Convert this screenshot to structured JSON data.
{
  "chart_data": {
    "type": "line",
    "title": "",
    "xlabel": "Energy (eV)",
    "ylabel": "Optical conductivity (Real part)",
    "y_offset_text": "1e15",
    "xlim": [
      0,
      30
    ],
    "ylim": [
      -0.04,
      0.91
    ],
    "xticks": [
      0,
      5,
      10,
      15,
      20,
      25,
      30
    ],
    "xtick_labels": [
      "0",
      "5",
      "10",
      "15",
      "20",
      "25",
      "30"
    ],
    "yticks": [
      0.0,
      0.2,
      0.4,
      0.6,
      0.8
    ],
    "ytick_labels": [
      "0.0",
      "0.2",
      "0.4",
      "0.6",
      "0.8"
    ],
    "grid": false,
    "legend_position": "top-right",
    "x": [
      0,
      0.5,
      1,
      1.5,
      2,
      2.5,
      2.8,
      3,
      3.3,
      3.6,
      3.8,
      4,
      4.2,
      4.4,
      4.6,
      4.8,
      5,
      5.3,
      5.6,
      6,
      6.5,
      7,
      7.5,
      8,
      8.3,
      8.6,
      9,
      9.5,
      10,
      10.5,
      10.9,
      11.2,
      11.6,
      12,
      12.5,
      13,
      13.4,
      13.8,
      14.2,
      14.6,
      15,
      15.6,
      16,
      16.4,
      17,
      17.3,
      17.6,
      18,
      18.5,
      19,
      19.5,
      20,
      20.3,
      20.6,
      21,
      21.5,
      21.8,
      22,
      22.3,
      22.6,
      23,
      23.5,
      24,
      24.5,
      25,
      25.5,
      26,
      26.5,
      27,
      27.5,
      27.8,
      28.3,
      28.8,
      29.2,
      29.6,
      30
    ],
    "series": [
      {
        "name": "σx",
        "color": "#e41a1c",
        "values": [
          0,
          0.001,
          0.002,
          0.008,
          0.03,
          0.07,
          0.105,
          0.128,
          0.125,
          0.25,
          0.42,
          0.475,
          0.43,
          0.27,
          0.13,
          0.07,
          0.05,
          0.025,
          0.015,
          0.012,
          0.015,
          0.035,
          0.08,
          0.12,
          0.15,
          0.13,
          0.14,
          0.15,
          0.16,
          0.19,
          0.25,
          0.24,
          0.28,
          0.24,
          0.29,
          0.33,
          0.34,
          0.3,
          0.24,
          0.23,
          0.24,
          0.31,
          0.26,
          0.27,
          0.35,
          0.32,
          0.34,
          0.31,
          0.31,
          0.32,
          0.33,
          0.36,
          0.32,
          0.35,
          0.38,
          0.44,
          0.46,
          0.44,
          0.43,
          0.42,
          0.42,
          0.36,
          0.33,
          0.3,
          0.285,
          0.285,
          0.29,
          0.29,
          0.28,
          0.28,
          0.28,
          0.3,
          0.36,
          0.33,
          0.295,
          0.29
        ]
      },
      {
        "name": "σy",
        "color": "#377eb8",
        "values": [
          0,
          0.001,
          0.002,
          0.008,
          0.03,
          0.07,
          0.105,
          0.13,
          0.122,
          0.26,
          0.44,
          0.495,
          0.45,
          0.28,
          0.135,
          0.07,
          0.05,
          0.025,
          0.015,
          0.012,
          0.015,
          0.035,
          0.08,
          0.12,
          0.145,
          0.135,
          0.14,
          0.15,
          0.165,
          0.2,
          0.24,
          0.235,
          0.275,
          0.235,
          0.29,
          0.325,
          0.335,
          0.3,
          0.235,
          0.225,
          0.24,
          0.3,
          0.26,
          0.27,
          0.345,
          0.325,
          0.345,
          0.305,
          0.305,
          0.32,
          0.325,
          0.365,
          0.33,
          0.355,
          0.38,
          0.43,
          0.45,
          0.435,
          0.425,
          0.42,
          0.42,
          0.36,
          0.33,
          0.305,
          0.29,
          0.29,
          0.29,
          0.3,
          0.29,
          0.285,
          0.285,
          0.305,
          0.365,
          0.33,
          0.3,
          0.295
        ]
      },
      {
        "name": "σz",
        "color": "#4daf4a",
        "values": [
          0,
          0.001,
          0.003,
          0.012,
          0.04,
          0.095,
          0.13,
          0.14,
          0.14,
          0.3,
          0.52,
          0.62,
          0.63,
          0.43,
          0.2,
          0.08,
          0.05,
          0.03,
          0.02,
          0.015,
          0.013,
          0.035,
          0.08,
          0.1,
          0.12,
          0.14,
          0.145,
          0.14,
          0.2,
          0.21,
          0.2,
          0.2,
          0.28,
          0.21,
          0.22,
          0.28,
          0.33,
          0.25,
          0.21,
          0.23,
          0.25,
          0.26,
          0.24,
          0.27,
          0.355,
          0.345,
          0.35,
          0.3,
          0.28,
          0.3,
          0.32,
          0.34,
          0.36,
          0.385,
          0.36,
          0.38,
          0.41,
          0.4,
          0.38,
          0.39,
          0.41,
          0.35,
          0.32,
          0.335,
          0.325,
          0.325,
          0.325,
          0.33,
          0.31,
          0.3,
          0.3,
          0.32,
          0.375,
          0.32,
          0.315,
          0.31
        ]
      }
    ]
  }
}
------------------------
▸ **Task to carry out**: Retype the records in full. Keep every line identical to the original.

▸ **Written reply**:
Convert this screenshot to structured JSON data.
{
  "chart_data": {
    "type": "line",
    "title": "",
    "xlabel": "Energy (eV)",
    "ylabel": "Optical conductivity (Real part)",
    "y_offset_text": "1e15",
    "xlim": [
      0,
      30
    ],
    "ylim": [
      -0.04,
      0.91
    ],
    "xticks": [
      0,
      5,
      10,
      15,
      20,
      25,
      30
    ],
    "xtick_labels": [
      "0",
      "5",
      "10",
      "15",
      "20",
      "25",
      "30"
    ],
    "yticks": [
      0.0,
      0.2,
      0.4,
      0.6,
      0.8
    ],
    "ytick_labels": [
      "0.0",
      "0.2",
      "0.4",
      "0.6",
      "0.8"
    ],
    "grid": false,
    "legend_position": "top-right",
    "x": [
      0,
      0.5,
      1,
      1.5,
      2,
      2.5,
      2.8,
      3,
      3.3,
      3.6,
      3.8,
      4,
      4.2,
      4.4,
      4.6,
      4.8,
      5,
      5.3,
      5.6,
      6,
      6.5,
      7,
      7.5,
      8,
      8.3,
      8.6,
      9,
      9.5,
      10,
      10.5,
      10.9,
      11.2,
      11.6,
      12,
      12.5,
      13,
      13.4,
      13.8,
      14.2,
      14.6,
      15,
      15.6,
      16,
      16.4,
      17,
      17.3,
      17.6,
      18,
      18.5,
      19,
      19.5,
      20,
      20.3,
      20.6,
      21,
      21.5,
      21.8,
      22,
      22.3,
      22.6,
      23,
      23.5,
      24,
      24.5,
      25,
      25.5,
      26,
      26.5,
      27,
      27.5,
      27.8,
      28.3,
      28.8,
      29.2,
      29.6,
      30
    ],
    "series": [
      {
        "name": "σx",
        "color": "#e41a1c",
        "values": [
          0,
          0.001,
          0.002,
          0.008,
          0.03,
          0.07,
          0.105,
          0.128,
          0.125,
          0.25,
          0.42,
          0.475,
          0.43,
          0.27,
          0.13,
          0.07,
          0.05,
          0.025,
          0.015,
          0.012,
          0.015,
          0.035,
          0.08,
          0.12,
          0.15,
          0.13,
          0.14,
          0.15,
          0.16,
          0.19,
          0.25,
          0.24,
          0.28,
          0.24,
          0.29,
          0.33,
          0.34,
          0.3,
          0.24,
          0.23,
          0.24,
          0.31,
          0.26,
          0.27,
          0.35,
          0.32,
          0.34,
          0.31,
          0.31,
          0.32,
          0.33,
          0.36,
          0.32,
          0.35,
          0.38,
          0.44,
          0.46,
          0.44,
          0.43,
          0.42,
          0.42,
          0.36,
          0.33,
          0.3,
          0.285,
          0.285,
          0.29,
          0.29,
          0.28,
          0.28,
          0.28,
          0.3,
          0.36,
          0.33,
          0.295,
          0.29
        ]
      },
      {
        "name": "σy",
        "color": "#377eb8",
        "values": [
          0,
          0.001,
          0.002,
          0.008,
          0.03,
          0.07,
          0.105,
          0.13,
          0.122,
          0.26,
          0.44,
          0.495,
          0.45,
          0.28,
          0.135,
          0.07,
          0.05,
          0.025,
          0.015,
          0.012,
          0.015,
          0.035,
          0.08,
          0.12,
          0.145,
          0.135,
          0.14,
          0.15,
          0.165,
          0.2,
          0.24,
          0.235,
          0.275,
          0.235,
          0.29,
          0.325,
          0.335,
          0.3,
          0.235,
          0.225,
          0.24,
          0.3,
          0.26,
          0.27,
          0.345,
          0.325,
          0.345,
          0.305,
          0.305,
          0.32,
          0.325,
          0.365,
          0.33,
          0.355,
          0.38,
          0.43,
          0.45,
          0.435,
          0.425,
          0.42,
          0.42,
          0.36,
          0.33,
          0.305,
          0.29,
          0.29,
          0.29,
          0.3,
          0.29,
          0.285,
          0.285,
          0.305,
          0.365,
          0.33,
          0.3,
          0.295
        ]
      },
      {
        "name": "σz",
        "color": "#4daf4a",
        "values": [
          0,
          0.001,
          0.003,
          0.012,
          0.04,
          0.095,
          0.13,
          0.14,
          0.14,
          0.3,
          0.52,
          0.62,
          0.63,
          0.43,
          0.2,
          0.08,
          0.05,
          0.03,
          0.02,
          0.015,
          0.013,
          0.035,
          0.08,
          0.1,
          0.12,
          0.14,
          0.145,
          0.14,
          0.2,
          0.21,
          0.2,
          0.2,
          0.28,
          0.21,
          0.22,
          0.28,
          0.33,
          0.25,
          0.21,
          0.23,
          0.25,
          0.26,
          0.24,
          0.27,
          0.355,
          0.345,
          0.35,
          0.3,
          0.28,
          0.3,
          0.32,
          0.34,
          0.36,
          0.385,
          0.36,
          0.38,
          0.41,
          0.4,
          0.38,
          0.39,
          0.41,
          0.35,
          0.32,
          0.335,
          0.325,
          0.325,
          0.325,
          0.33,
          0.31,
          0.3,
          0.3,
          0.32,
          0.375,
          0.32,
          0.315,
          0.31
        ]
      }
    ]
  }
}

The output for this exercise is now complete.